◆ **WHAT YOU WILL DO**
Copy each line that contains the string "Violent".

[Structured figure records]
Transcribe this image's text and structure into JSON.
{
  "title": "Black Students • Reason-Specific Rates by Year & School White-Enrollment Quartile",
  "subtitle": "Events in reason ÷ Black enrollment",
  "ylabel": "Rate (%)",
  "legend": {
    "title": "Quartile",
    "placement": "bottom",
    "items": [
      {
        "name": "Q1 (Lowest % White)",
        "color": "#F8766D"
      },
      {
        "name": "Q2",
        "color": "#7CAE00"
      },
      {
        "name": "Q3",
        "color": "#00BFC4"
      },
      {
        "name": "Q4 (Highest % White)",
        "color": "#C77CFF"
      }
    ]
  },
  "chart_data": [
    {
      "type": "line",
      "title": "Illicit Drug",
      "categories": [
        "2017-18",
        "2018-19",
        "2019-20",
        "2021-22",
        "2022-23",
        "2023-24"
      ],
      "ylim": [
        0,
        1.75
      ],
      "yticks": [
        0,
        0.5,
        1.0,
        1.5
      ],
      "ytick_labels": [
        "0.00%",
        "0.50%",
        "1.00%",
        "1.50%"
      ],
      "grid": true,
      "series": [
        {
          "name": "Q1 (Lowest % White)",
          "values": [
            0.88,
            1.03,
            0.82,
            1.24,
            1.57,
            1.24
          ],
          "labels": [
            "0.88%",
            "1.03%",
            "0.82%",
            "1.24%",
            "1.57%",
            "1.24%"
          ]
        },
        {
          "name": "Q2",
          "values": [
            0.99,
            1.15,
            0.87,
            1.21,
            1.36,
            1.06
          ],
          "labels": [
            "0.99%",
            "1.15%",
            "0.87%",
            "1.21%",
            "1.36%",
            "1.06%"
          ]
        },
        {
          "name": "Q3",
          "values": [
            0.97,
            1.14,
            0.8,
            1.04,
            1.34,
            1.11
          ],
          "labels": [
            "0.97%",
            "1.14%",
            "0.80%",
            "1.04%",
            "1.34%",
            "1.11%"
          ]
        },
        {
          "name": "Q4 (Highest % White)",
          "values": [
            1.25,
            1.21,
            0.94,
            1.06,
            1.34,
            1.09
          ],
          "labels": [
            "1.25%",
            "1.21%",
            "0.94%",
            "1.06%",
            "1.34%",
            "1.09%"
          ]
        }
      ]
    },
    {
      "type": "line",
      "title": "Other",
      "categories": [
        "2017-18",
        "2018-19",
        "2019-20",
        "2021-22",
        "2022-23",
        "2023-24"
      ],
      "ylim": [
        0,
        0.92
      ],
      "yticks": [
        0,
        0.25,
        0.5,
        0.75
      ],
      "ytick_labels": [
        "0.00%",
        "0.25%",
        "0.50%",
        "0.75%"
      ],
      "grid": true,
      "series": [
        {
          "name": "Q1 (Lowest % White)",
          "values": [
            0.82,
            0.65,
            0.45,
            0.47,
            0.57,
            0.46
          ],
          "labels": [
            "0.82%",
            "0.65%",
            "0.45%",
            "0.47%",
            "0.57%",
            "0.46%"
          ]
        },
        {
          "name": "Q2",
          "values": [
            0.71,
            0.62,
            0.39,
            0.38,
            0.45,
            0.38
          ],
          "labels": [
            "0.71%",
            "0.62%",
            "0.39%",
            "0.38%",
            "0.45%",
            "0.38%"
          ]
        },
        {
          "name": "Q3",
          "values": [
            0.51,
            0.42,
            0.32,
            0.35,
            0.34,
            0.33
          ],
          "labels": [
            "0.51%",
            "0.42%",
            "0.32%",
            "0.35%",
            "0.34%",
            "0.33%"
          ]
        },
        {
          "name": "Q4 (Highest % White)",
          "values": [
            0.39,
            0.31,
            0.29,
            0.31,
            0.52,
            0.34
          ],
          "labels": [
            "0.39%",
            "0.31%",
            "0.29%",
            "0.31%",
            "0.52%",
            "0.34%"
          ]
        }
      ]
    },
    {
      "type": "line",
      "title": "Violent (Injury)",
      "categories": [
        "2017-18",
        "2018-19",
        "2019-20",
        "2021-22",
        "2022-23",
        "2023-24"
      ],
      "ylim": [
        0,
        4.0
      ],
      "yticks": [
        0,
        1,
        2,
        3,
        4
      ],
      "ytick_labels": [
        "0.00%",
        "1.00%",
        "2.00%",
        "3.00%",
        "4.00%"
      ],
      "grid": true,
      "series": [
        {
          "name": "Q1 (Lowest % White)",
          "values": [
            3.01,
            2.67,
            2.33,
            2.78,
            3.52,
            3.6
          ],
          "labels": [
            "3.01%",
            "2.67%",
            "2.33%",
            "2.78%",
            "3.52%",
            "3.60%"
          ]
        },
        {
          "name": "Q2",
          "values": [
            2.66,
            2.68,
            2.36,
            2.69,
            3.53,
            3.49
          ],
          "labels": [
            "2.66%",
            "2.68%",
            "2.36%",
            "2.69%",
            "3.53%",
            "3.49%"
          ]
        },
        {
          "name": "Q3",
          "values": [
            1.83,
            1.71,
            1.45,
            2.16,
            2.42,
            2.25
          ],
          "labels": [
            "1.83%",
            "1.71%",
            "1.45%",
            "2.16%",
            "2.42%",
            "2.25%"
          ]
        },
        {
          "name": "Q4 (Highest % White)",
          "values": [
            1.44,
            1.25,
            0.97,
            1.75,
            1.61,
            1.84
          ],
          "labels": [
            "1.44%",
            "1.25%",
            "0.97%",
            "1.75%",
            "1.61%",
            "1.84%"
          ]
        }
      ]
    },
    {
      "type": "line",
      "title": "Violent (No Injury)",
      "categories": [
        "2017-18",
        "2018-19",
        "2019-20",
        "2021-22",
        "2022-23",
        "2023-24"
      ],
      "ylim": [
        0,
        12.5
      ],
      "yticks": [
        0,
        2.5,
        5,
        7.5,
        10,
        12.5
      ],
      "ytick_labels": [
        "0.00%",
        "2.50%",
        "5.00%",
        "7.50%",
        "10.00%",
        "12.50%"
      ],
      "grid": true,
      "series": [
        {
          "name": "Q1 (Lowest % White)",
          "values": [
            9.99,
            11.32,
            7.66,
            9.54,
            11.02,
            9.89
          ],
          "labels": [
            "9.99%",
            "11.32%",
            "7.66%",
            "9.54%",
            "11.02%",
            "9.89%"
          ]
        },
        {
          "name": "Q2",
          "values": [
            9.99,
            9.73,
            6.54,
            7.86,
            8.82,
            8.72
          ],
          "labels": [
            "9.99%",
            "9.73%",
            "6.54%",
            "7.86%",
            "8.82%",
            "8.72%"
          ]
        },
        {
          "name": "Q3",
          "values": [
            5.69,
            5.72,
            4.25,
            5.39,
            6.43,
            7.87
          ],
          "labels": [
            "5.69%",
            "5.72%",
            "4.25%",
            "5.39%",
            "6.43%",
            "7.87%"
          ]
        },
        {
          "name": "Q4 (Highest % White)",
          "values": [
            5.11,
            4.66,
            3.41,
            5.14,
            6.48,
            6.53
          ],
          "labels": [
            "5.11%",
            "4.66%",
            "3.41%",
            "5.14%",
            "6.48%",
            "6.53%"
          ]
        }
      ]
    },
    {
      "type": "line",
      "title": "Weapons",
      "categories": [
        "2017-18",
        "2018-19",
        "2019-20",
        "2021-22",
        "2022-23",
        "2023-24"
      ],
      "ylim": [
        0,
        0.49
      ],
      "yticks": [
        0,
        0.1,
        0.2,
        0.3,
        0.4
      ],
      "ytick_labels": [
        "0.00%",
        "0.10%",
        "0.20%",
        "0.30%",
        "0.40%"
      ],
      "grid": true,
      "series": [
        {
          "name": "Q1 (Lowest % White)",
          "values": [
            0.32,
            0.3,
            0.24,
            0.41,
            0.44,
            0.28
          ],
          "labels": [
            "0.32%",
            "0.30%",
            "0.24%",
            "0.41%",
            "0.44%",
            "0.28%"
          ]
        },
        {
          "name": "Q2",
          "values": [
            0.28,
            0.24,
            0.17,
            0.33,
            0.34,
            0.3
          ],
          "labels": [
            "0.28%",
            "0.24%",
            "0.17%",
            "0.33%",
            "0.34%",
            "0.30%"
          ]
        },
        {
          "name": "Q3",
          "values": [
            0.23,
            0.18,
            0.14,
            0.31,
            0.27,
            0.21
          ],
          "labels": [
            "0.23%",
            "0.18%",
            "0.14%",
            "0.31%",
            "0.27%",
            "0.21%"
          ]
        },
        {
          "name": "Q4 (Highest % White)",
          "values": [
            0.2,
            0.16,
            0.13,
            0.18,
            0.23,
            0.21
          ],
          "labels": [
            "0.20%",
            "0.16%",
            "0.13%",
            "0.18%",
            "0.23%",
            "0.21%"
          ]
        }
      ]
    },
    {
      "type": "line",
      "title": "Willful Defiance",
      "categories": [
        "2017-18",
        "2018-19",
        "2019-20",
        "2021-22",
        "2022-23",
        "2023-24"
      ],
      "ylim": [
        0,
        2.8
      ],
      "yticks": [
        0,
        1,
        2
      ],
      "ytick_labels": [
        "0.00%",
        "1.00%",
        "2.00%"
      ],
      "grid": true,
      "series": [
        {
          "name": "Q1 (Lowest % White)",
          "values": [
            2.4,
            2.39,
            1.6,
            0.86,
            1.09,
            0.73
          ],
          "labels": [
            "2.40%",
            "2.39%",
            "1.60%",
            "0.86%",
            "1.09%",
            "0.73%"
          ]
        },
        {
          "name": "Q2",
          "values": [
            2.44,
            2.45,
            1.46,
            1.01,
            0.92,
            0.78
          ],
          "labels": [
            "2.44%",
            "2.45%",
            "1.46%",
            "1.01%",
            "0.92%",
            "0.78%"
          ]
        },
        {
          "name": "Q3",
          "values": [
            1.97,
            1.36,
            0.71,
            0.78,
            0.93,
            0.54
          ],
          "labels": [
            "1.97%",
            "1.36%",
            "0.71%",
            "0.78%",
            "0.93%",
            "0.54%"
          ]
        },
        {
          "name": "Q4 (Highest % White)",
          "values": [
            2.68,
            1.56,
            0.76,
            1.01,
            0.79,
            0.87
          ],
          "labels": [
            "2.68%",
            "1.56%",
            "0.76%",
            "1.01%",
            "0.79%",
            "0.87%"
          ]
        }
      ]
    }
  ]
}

◆ **THE OUTPUT**
      "title": "Violent (Injury)",
      "title": "Violent (No Injury)",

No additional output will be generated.